» **What needs to be done**:
Which lines hold the word "Tikare"? Copy each of them from the material.

» **Provided records**:
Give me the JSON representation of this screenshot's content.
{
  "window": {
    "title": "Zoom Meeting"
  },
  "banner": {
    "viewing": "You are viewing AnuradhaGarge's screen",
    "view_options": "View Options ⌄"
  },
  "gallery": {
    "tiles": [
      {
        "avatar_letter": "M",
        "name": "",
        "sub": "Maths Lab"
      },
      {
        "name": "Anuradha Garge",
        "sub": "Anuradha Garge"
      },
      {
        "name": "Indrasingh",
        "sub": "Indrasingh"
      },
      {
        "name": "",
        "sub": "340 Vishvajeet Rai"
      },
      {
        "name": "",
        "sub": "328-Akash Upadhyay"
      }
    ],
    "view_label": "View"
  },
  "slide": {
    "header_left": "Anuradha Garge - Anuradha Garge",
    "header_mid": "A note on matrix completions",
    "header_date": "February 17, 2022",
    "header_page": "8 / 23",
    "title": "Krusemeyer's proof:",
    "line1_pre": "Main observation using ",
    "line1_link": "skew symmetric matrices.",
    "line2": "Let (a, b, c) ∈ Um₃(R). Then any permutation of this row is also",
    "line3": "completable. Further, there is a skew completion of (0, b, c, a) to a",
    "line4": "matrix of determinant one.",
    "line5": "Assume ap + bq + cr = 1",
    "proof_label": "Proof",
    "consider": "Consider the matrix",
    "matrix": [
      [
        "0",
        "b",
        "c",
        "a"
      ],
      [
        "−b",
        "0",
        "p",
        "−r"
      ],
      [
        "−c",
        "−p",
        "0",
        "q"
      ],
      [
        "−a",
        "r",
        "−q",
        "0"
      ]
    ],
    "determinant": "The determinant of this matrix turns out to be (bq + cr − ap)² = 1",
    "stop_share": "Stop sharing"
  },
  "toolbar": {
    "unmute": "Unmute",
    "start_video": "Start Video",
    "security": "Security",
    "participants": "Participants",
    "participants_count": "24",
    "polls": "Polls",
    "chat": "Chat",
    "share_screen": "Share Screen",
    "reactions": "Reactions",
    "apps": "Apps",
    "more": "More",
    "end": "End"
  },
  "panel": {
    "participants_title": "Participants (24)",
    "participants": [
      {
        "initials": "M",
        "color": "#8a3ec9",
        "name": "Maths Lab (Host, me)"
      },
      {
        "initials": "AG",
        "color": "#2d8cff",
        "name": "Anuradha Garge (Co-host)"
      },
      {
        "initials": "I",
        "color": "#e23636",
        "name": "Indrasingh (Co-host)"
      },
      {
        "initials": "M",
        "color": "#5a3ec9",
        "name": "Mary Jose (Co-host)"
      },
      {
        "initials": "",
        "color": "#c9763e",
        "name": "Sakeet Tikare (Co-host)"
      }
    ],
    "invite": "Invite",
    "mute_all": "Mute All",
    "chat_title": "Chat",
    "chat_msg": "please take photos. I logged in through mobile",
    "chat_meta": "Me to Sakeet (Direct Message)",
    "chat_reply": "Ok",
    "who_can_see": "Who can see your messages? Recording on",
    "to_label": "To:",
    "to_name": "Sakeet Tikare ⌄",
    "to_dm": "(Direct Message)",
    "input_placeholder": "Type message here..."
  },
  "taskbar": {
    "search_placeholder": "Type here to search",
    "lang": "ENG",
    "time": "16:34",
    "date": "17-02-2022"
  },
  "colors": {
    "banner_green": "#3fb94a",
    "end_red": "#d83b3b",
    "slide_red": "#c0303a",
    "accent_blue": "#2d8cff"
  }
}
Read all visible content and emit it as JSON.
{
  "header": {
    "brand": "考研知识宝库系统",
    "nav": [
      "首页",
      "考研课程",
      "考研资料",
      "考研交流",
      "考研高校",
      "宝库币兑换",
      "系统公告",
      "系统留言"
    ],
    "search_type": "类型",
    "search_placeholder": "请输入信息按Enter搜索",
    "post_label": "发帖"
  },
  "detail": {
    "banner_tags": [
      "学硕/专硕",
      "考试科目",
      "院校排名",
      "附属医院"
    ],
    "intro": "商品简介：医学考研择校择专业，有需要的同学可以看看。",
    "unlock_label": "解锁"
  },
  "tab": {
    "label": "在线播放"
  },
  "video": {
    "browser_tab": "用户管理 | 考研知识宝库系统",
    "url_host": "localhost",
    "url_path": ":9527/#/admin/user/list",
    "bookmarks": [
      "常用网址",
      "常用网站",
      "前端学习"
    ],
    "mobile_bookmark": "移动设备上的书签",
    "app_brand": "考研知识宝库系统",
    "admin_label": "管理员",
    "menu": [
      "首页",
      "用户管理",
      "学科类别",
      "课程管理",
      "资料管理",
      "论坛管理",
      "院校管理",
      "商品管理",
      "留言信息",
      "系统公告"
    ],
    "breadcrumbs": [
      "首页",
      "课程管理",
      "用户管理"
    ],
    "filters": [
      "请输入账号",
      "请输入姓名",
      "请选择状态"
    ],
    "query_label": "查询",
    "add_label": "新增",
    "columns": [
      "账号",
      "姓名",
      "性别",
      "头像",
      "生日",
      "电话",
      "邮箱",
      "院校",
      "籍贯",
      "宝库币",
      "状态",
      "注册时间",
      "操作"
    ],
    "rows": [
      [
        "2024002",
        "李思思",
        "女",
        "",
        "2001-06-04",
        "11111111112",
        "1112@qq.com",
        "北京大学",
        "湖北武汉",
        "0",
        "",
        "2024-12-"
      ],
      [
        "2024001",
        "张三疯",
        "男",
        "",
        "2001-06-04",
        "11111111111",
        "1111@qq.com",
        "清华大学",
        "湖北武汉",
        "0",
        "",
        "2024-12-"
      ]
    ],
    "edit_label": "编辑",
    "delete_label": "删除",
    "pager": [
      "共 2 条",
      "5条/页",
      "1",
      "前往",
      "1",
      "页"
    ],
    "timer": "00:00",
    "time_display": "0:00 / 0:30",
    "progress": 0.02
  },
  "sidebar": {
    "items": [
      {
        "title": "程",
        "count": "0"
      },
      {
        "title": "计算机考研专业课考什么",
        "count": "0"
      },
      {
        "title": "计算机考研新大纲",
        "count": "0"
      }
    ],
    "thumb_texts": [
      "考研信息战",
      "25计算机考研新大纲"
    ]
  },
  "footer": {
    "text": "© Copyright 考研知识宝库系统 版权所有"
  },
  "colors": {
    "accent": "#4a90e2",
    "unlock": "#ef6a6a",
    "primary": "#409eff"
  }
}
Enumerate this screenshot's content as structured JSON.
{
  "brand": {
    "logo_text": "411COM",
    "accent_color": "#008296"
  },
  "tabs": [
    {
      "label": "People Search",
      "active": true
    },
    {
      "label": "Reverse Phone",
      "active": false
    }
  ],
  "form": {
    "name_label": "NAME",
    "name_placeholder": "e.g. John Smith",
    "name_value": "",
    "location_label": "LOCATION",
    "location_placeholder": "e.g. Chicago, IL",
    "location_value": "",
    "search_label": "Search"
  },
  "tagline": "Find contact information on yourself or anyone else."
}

» **The result**:
        "name": "Sakeet Tikare (Co-host)"
    "to_name": "Sakeet Tikare ⌄",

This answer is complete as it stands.